● **INPUT**
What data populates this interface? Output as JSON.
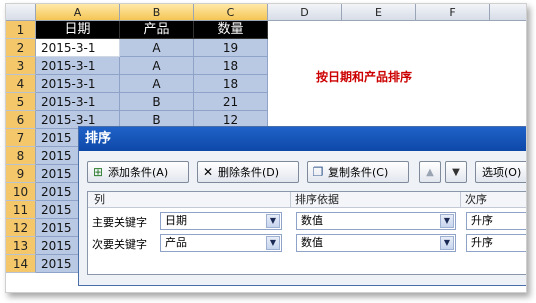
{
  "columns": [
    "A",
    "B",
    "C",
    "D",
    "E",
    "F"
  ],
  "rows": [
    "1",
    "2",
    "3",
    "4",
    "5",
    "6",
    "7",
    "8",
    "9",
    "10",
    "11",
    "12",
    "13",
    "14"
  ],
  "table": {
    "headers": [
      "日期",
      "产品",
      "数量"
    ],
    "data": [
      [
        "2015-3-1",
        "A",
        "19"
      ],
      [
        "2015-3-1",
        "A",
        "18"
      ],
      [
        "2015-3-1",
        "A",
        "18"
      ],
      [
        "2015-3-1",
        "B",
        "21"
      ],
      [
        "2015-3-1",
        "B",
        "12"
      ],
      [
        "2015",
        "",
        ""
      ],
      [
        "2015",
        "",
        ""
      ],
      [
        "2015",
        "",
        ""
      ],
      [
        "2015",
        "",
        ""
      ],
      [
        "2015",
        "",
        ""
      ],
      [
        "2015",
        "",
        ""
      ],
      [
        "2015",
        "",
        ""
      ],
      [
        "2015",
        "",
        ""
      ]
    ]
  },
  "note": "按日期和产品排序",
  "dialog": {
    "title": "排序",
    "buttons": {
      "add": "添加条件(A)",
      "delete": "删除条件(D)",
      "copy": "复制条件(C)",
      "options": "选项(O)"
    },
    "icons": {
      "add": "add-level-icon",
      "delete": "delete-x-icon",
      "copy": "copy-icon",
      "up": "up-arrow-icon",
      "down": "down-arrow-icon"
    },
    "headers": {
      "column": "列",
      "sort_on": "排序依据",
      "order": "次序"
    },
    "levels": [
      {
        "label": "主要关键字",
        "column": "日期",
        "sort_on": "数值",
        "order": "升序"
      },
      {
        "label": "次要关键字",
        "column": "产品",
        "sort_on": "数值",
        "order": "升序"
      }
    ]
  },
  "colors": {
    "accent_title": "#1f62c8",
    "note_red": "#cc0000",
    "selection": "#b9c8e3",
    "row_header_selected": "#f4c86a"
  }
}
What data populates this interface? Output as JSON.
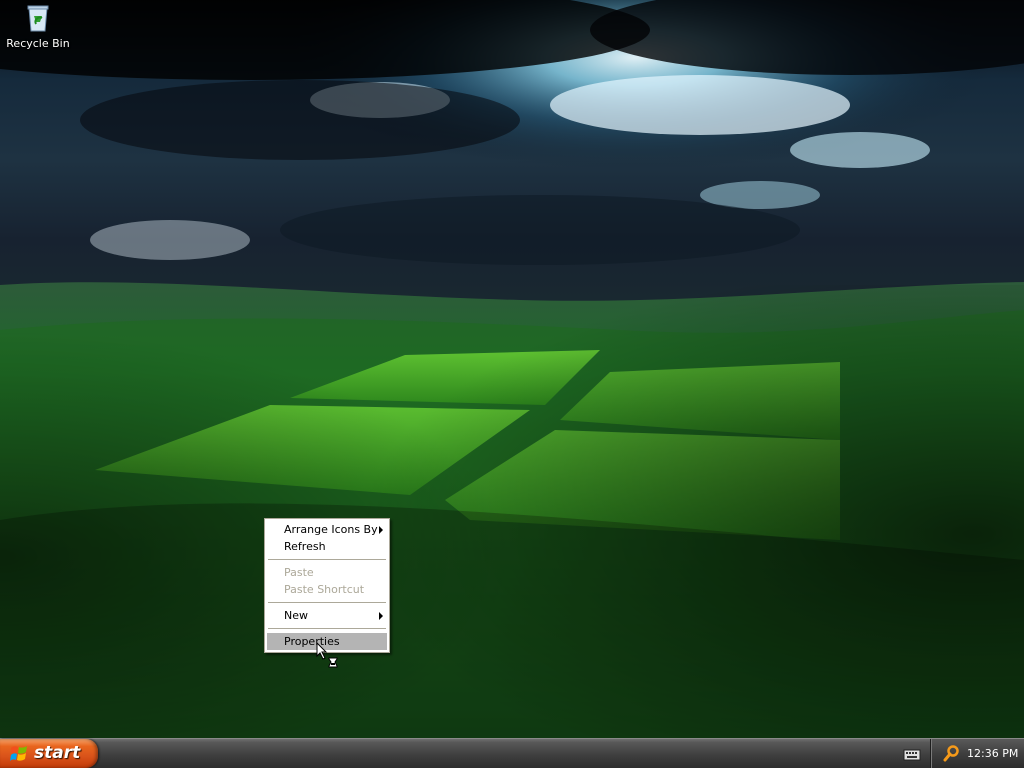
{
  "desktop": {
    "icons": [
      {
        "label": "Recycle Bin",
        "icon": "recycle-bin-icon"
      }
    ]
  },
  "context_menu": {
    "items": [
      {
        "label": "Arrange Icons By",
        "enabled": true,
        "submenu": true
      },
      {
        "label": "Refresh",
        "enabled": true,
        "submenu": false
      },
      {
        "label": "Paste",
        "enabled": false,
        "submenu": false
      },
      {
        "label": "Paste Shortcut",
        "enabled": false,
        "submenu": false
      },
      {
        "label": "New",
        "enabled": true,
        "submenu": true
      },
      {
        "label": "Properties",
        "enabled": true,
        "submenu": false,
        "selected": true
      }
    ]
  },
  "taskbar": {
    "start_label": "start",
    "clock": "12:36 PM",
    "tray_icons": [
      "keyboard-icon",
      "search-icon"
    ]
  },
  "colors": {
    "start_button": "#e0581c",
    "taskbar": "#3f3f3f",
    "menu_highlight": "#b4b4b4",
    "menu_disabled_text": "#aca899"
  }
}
==
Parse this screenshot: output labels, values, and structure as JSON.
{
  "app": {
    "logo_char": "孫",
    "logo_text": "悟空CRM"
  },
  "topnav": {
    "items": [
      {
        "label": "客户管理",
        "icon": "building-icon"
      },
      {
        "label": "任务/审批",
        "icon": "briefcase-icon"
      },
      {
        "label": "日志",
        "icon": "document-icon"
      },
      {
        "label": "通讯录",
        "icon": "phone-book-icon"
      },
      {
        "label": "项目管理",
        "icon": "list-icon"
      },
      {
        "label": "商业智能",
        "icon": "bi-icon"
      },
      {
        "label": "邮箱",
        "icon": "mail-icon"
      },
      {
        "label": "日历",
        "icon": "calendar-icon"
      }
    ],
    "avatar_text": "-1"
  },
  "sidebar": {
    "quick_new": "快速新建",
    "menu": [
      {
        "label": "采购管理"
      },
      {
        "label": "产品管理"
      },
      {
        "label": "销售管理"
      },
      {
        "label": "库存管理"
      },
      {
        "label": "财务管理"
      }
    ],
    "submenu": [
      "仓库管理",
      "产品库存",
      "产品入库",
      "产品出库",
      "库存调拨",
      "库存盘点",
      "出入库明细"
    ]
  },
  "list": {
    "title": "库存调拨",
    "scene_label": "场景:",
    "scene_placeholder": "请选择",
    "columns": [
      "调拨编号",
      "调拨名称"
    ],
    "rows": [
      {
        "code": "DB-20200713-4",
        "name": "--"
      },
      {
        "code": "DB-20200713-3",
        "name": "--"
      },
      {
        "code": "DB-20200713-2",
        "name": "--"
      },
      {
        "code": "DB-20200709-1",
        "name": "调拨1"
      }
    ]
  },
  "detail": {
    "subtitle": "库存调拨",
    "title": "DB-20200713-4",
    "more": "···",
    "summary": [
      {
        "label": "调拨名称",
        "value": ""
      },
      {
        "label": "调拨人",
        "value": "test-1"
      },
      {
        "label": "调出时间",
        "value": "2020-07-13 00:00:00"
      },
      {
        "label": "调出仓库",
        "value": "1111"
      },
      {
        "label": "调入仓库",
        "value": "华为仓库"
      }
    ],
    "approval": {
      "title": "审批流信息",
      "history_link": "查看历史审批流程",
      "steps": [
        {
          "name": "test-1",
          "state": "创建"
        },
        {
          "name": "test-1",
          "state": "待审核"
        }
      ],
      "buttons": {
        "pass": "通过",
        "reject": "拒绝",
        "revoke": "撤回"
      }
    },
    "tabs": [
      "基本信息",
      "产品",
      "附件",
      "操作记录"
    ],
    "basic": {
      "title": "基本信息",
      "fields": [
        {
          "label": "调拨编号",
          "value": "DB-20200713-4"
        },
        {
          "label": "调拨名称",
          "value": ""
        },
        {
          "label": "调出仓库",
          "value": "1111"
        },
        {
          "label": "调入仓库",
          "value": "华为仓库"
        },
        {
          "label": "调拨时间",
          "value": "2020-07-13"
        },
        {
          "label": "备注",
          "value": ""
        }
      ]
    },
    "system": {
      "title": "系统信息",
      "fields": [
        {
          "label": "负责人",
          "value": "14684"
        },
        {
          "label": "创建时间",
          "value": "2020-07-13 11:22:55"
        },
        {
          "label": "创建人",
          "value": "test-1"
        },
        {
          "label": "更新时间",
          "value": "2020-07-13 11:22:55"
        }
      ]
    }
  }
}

● **WRITTEN TASK**
Track down every line holding the string "test" and copy it.

● **EXERCISE OUTPUT**
        "value": "test-1"
          "name": "test-1",
          "name": "test-1",
          "value": "test-1"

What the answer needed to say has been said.